[Task]
Output every line below without omitting or altering anything.

[Records from a dataset]
= = = =

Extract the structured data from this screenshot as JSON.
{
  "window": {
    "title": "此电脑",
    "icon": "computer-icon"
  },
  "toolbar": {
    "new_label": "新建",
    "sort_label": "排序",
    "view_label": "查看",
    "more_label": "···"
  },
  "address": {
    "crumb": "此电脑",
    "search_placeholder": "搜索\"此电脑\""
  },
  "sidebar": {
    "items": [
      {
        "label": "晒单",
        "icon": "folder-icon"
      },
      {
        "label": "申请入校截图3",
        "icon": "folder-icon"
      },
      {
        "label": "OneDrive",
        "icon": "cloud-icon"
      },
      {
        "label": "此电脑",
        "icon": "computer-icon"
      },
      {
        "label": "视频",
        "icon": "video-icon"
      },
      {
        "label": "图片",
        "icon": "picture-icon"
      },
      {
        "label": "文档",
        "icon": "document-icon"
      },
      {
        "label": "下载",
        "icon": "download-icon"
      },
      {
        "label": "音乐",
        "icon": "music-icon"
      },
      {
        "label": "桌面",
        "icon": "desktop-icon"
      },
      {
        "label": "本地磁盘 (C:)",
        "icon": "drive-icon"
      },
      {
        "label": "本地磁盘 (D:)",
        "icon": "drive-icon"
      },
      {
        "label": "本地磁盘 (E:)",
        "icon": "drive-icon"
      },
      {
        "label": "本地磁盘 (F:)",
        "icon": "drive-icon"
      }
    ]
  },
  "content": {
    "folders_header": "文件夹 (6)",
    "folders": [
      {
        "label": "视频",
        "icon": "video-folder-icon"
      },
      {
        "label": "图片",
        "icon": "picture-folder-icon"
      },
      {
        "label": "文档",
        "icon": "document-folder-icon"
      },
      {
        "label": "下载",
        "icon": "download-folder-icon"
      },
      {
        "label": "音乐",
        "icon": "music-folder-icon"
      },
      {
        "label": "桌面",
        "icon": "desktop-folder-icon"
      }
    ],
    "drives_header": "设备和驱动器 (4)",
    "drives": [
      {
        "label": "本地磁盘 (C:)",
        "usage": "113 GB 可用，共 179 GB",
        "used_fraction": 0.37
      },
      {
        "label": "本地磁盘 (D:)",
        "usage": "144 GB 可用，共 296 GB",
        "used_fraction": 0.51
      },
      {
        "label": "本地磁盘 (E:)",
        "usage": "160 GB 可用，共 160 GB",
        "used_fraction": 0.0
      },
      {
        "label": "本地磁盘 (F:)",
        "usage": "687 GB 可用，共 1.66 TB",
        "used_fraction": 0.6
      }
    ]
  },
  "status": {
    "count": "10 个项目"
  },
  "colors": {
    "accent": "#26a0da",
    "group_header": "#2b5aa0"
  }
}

= = = =

[Right answer]
Extract the structured data from this screenshot as JSON.
{
  "window": {
    "title": "此电脑",
    "icon": "computer-icon"
  },
  "toolbar": {
    "new_label": "新建",
    "sort_label": "排序",
    "view_label": "查看",
    "more_label": "···"
  },
  "address": {
    "crumb": "此电脑",
    "search_placeholder": "搜索\"此电脑\""
  },
  "sidebar": {
    "items": [
      {
        "label": "晒单",
        "icon": "folder-icon"
      },
      {
        "label": "申请入校截图3",
        "icon": "folder-icon"
      },
      {
        "label": "OneDrive",
        "icon": "cloud-icon"
      },
      {
        "label": "此电脑",
        "icon": "computer-icon"
      },
      {
        "label": "视频",
        "icon": "video-icon"
      },
      {
        "label": "图片",
        "icon": "picture-icon"
      },
      {
        "label": "文档",
        "icon": "document-icon"
      },
      {
        "label": "下载",
        "icon": "download-icon"
      },
      {
        "label": "音乐",
        "icon": "music-icon"
      },
      {
        "label": "桌面",
        "icon": "desktop-icon"
      },
      {
        "label": "本地磁盘 (C:)",
        "icon": "drive-icon"
      },
      {
        "label": "本地磁盘 (D:)",
        "icon": "drive-icon"
      },
      {
        "label": "本地磁盘 (E:)",
        "icon": "drive-icon"
      },
      {
        "label": "本地磁盘 (F:)",
        "icon": "drive-icon"
      }
    ]
  },
  "content": {
    "folders_header": "文件夹 (6)",
    "folders": [
      {
        "label": "视频",
        "icon": "video-folder-icon"
      },
      {
        "label": "图片",
        "icon": "picture-folder-icon"
      },
      {
        "label": "文档",
        "icon": "document-folder-icon"
      },
      {
        "label": "下载",
        "icon": "download-folder-icon"
      },
      {
        "label": "音乐",
        "icon": "music-folder-icon"
      },
      {
        "label": "桌面",
        "icon": "desktop-folder-icon"
      }
    ],
    "drives_header": "设备和驱动器 (4)",
    "drives": [
      {
        "label": "本地磁盘 (C:)",
        "usage": "113 GB 可用，共 179 GB",
        "used_fraction": 0.37
      },
      {
        "label": "本地磁盘 (D:)",
        "usage": "144 GB 可用，共 296 GB",
        "used_fraction": 0.51
      },
      {
        "label": "本地磁盘 (E:)",
        "usage": "160 GB 可用，共 160 GB",
        "used_fraction": 0.0
      },
      {
        "label": "本地磁盘 (F:)",
        "usage": "687 GB 可用，共 1.66 TB",
        "used_fraction": 0.6
      }
    ]
  },
  "status": {
    "count": "10 个项目"
  },
  "colors": {
    "accent": "#26a0da",
    "group_header": "#2b5aa0"
  }
}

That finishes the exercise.